Source information -
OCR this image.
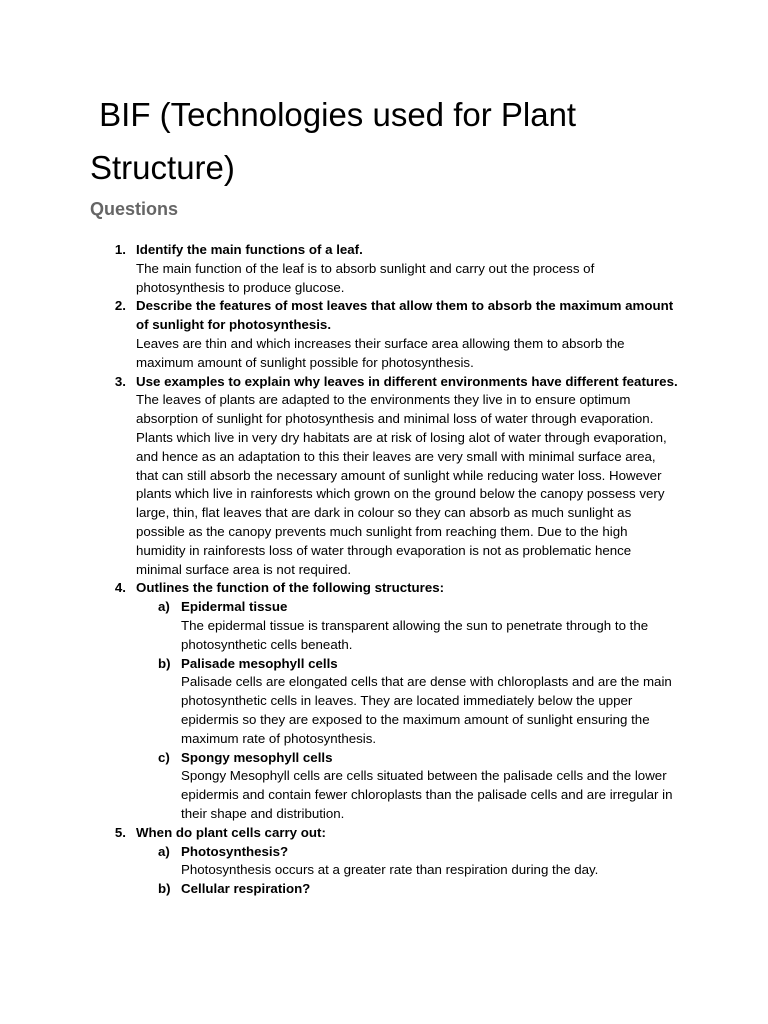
BIF (Technologies used for Plant Structure)
Questions
1. Identify the main functions of a leaf.

The main function of the leaf is to absorb sunlight and carry out the process of photosynthesis to produce glucose.

2. Describe the features of most leaves that allow them to absorb the maximum amount of sunlight for photosynthesis.

Leaves are thin and which increases their surface area allowing them to absorb the maximum amount of sunlight possible for photosynthesis.

3. Use examples to explain why leaves in different environments have different features.

The leaves of plants are adapted to the environments they live in to ensure optimum absorption of sunlight for photosynthesis and minimal loss of water through evaporation. Plants which live in very dry habitats are at risk of losing alot of water through evaporation, and hence as an adaptation to this their leaves are very small with minimal surface area, that can still absorb the necessary amount of sunlight while reducing water loss. However plants which live in rainforests which grown on the ground below the canopy possess very large, thin, flat leaves that are dark in colour so they can absorb as much sunlight as possible as the canopy prevents much sunlight from reaching them. Due to the high humidity in rainforests loss of water through evaporation is not as problematic hence minimal surface area is not required.

4. Outlines the function of the following structures:
a) Epidermal tissue

The epidermal tissue is transparent allowing the sun to penetrate through to the photosynthetic cells beneath.

b) Palisade mesophyll cells

Palisade cells are elongated cells that are dense with chloroplasts and are the main photosynthetic cells in leaves. They are located immediately below the upper epidermis so they are exposed to the maximum amount of sunlight ensuring the maximum rate of photosynthesis.

c) Spongy mesophyll cells

Spongy Mesophyll cells are cells situated between the palisade cells and the lower epidermis and contain fewer chloroplasts than the palisade cells and are irregular in their shape and distribution.

5. When do plant cells carry out:
a) Photosynthesis?

Photosynthesis occurs at a greater rate than respiration during the day.

b) Cellular respiration?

Your task - Copy the listing exactly. Leave the pictures out.

Task output -
OCR this image.
BIF (Technologies used for Plant Structure)
Questions
1. Identify the main functions of a leaf.

The main function of the leaf is to absorb sunlight and carry out the process of photosynthesis to produce glucose.

2. Describe the features of most leaves that allow them to absorb the maximum amount of sunlight for photosynthesis.

Leaves are thin and which increases their surface area allowing them to absorb the maximum amount of sunlight possible for photosynthesis.

3. Use examples to explain why leaves in different environments have different features.

The leaves of plants are adapted to the environments they live in to ensure optimum absorption of sunlight for photosynthesis and minimal loss of water through evaporation. Plants which live in very dry habitats are at risk of losing alot of water through evaporation, and hence as an adaptation to this their leaves are very small with minimal surface area, that can still absorb the necessary amount of sunlight while reducing water loss. However plants which live in rainforests which grown on the ground below the canopy possess very large, thin, flat leaves that are dark in colour so they can absorb as much sunlight as possible as the canopy prevents much sunlight from reaching them. Due to the high humidity in rainforests loss of water through evaporation is not as problematic hence minimal surface area is not required.

4. Outlines the function of the following structures:
a) Epidermal tissue

The epidermal tissue is transparent allowing the sun to penetrate through to the photosynthetic cells beneath.

b) Palisade mesophyll cells

Palisade cells are elongated cells that are dense with chloroplasts and are the main photosynthetic cells in leaves. They are located immediately below the upper epidermis so they are exposed to the maximum amount of sunlight ensuring the maximum rate of photosynthesis.

c) Spongy mesophyll cells

Spongy Mesophyll cells are cells situated between the palisade cells and the lower epidermis and contain fewer chloroplasts than the palisade cells and are irregular in their shape and distribution.

5. When do plant cells carry out:
a) Photosynthesis?

Photosynthesis occurs at a greater rate than respiration during the day.

b) Cellular respiration?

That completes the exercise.